:: Task statement ::
Collect each line of the records containing the string "Events".

Dataset items:
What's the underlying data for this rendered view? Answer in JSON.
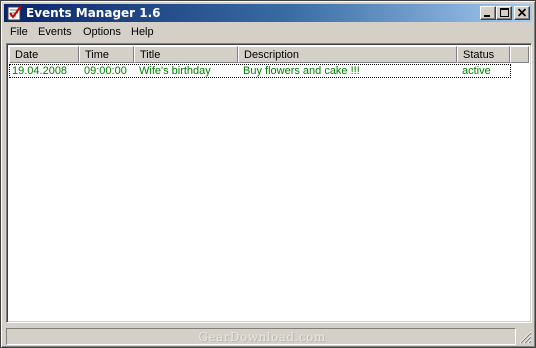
{
  "window": {
    "title": "Events Manager 1.6",
    "controls": {
      "minimize": "minimize-icon",
      "maximize": "maximize-icon",
      "close": "close-icon"
    }
  },
  "menu": {
    "items": [
      {
        "label": "File"
      },
      {
        "label": "Events"
      },
      {
        "label": "Options"
      },
      {
        "label": "Help"
      }
    ]
  },
  "table": {
    "columns": [
      {
        "label": "Date"
      },
      {
        "label": "Time"
      },
      {
        "label": "Title"
      },
      {
        "label": "Description"
      },
      {
        "label": "Status"
      }
    ],
    "rows": [
      {
        "date": "19.04.2008",
        "time": "09:00:00",
        "title": "Wife's birthday",
        "description": "Buy flowers and cake !!!",
        "status": "active"
      }
    ],
    "row_text_color": "#008000"
  },
  "statusbar": {
    "watermark": "GearDownload.com"
  },
  "colors": {
    "title_gradient_start": "#0a246a",
    "title_gradient_end": "#a6caf0",
    "face": "#d4d0c8"
  }
}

:: Answer ::
    "title": "Events Manager 1.6",
        "label": "Events"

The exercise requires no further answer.